[begin INPUT ROWS]

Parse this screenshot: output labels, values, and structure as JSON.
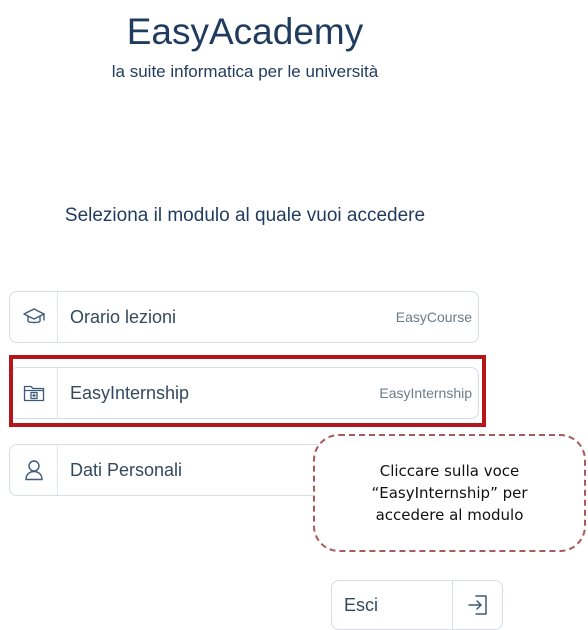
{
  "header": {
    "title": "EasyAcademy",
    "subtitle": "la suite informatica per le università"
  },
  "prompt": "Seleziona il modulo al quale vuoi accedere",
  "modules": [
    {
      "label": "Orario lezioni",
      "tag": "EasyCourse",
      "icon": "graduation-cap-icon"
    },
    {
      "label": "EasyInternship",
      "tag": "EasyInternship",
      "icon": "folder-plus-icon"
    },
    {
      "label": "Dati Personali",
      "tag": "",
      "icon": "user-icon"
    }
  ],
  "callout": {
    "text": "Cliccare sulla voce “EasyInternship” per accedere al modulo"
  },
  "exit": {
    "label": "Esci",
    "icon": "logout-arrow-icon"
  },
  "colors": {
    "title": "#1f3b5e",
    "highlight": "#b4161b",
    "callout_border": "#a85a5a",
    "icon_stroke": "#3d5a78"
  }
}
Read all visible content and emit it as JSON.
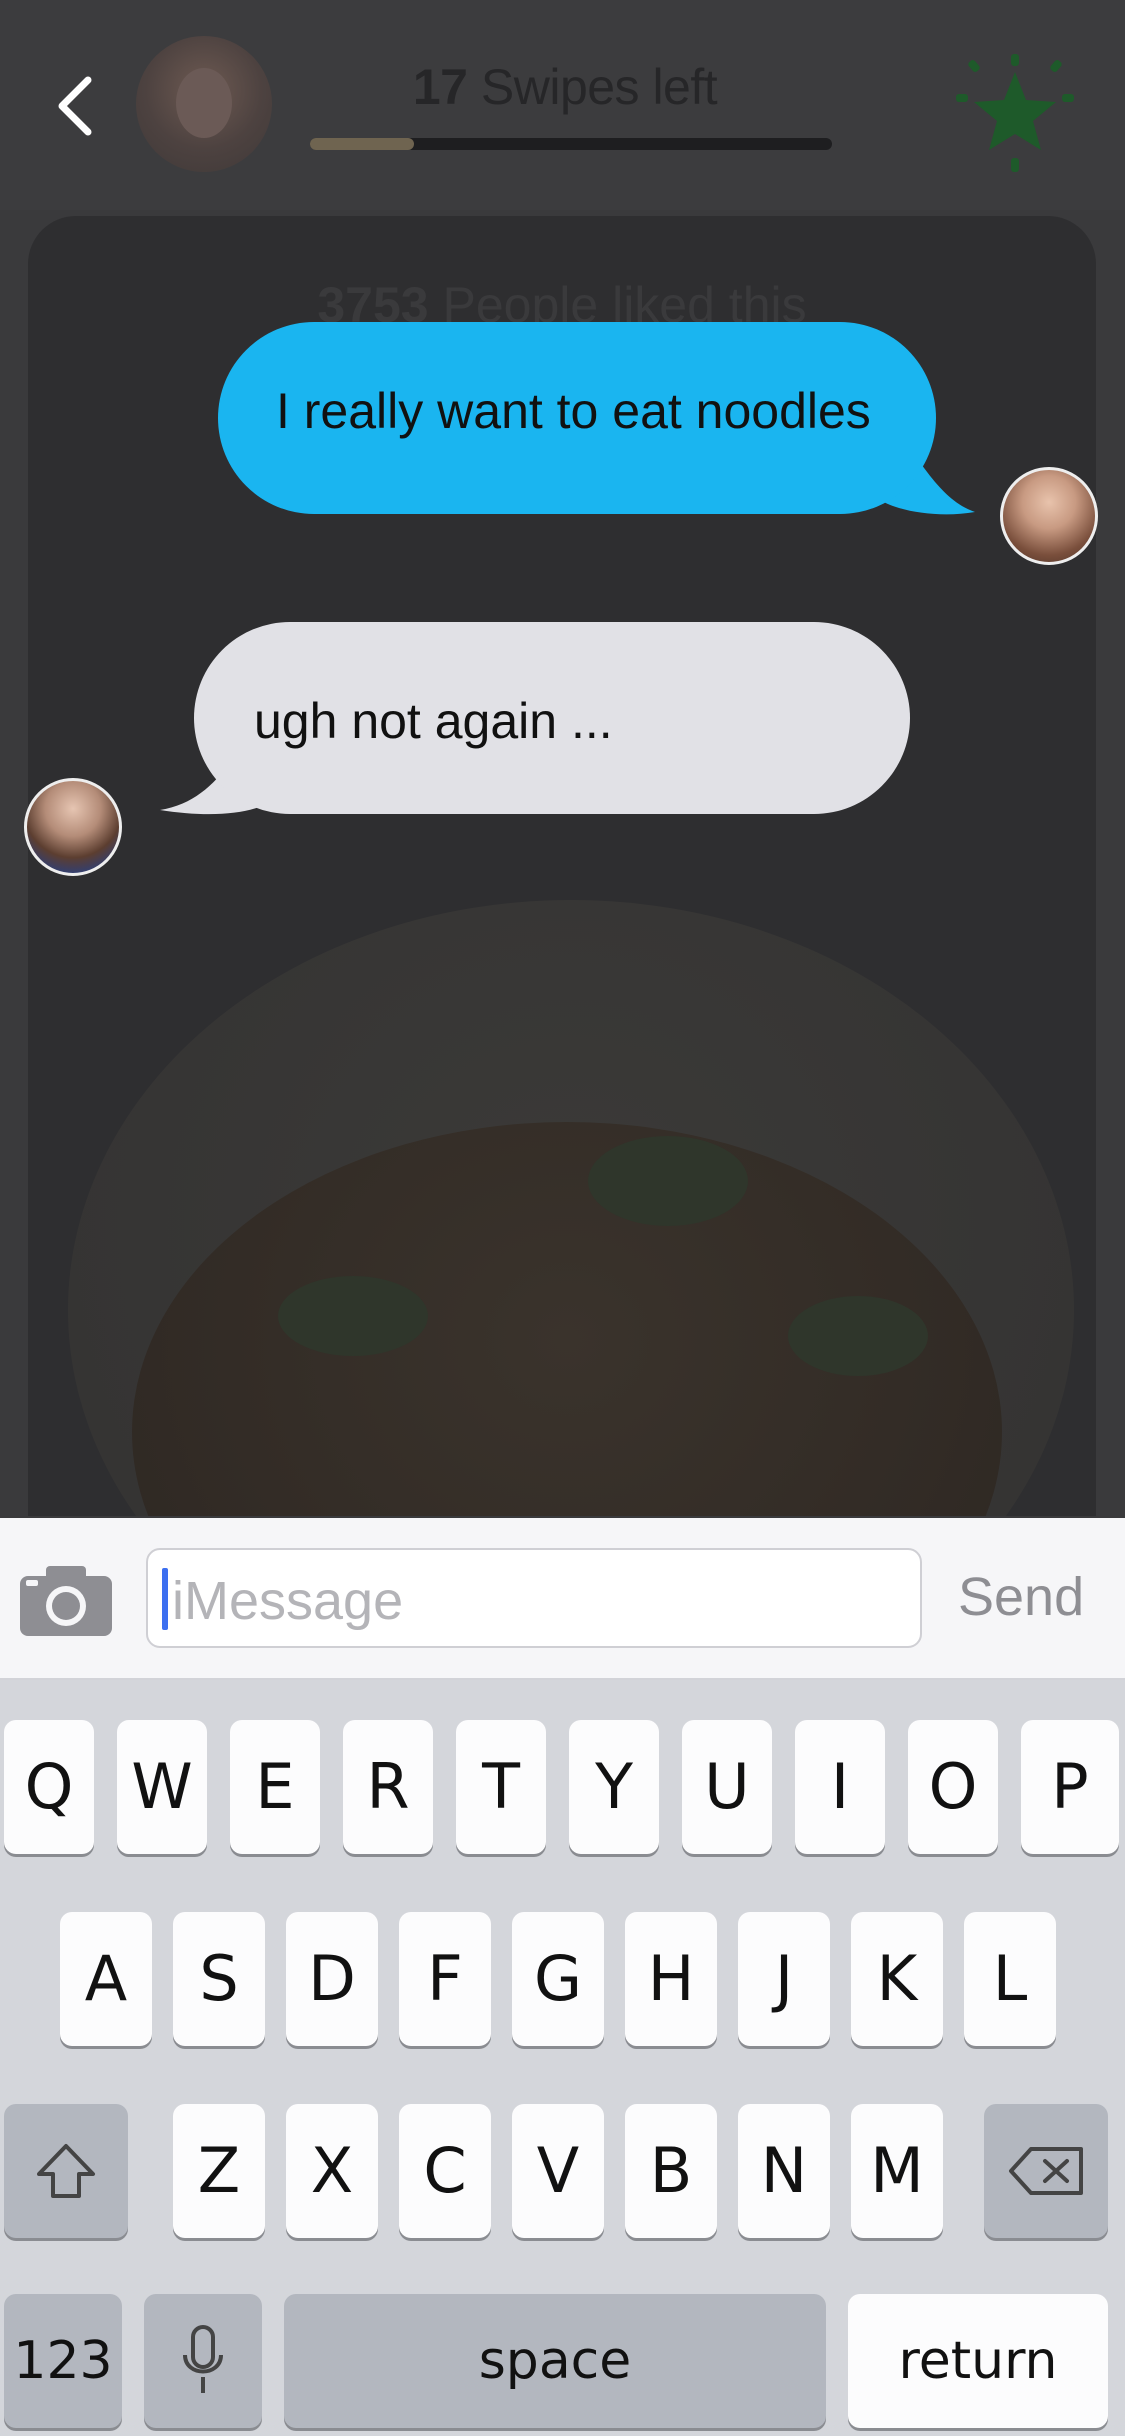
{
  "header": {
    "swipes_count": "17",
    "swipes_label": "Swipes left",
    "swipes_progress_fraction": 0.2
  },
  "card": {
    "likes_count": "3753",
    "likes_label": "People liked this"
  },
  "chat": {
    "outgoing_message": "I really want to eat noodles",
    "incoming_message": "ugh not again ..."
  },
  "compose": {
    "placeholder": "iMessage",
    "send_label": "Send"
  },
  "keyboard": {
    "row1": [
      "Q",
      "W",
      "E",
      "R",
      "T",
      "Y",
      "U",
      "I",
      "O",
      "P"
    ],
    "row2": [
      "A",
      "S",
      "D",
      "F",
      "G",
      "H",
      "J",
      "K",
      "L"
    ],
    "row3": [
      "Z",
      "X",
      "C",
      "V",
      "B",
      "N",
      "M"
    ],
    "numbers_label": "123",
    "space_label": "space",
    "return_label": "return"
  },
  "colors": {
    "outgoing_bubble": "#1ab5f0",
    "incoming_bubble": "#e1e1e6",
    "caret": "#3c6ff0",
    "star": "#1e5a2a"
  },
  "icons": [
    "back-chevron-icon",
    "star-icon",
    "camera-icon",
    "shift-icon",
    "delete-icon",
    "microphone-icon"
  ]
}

[end INPUT ROWS]

Go back to the records above and write them out exactly, without the pictures.

Parse this screenshot: output labels, values, and structure as JSON.
{
  "header": {
    "title": "EasyAcademy",
    "subtitle": "la suite informatica per le università"
  },
  "prompt": "Seleziona il modulo al quale vuoi accedere",
  "modules": [
    {
      "label": "Orario lezioni",
      "tag": "EasyCourse",
      "icon": "graduation-cap-icon"
    },
    {
      "label": "EasyInternship",
      "tag": "EasyInternship",
      "icon": "folder-plus-icon"
    },
    {
      "label": "Dati Personali",
      "tag": "",
      "icon": "user-icon"
    }
  ],
  "callout": {
    "text": "Cliccare sulla voce “EasyInternship” per accedere al modulo"
  },
  "exit": {
    "label": "Esci",
    "icon": "logout-arrow-icon"
  },
  "colors": {
    "title": "#1f3b5e",
    "highlight": "#b4161b",
    "callout_border": "#a85a5a",
    "icon_stroke": "#3d5a78"
  }
}
Read all visible content and emit it as JSON.
{
  "header": {
    "swipes_count": "17",
    "swipes_label": "Swipes left",
    "swipes_progress_fraction": 0.2
  },
  "card": {
    "likes_count": "3753",
    "likes_label": "People liked this"
  },
  "chat": {
    "outgoing_message": "I really want to eat noodles",
    "incoming_message": "ugh not again ..."
  },
  "compose": {
    "placeholder": "iMessage",
    "send_label": "Send"
  },
  "keyboard": {
    "row1": [
      "Q",
      "W",
      "E",
      "R",
      "T",
      "Y",
      "U",
      "I",
      "O",
      "P"
    ],
    "row2": [
      "A",
      "S",
      "D",
      "F",
      "G",
      "H",
      "J",
      "K",
      "L"
    ],
    "row3": [
      "Z",
      "X",
      "C",
      "V",
      "B",
      "N",
      "M"
    ],
    "numbers_label": "123",
    "space_label": "space",
    "return_label": "return"
  },
  "colors": {
    "outgoing_bubble": "#1ab5f0",
    "incoming_bubble": "#e1e1e6",
    "caret": "#3c6ff0",
    "star": "#1e5a2a"
  },
  "icons": [
    "back-chevron-icon",
    "star-icon",
    "camera-icon",
    "shift-icon",
    "delete-icon",
    "microphone-icon"
  ]
}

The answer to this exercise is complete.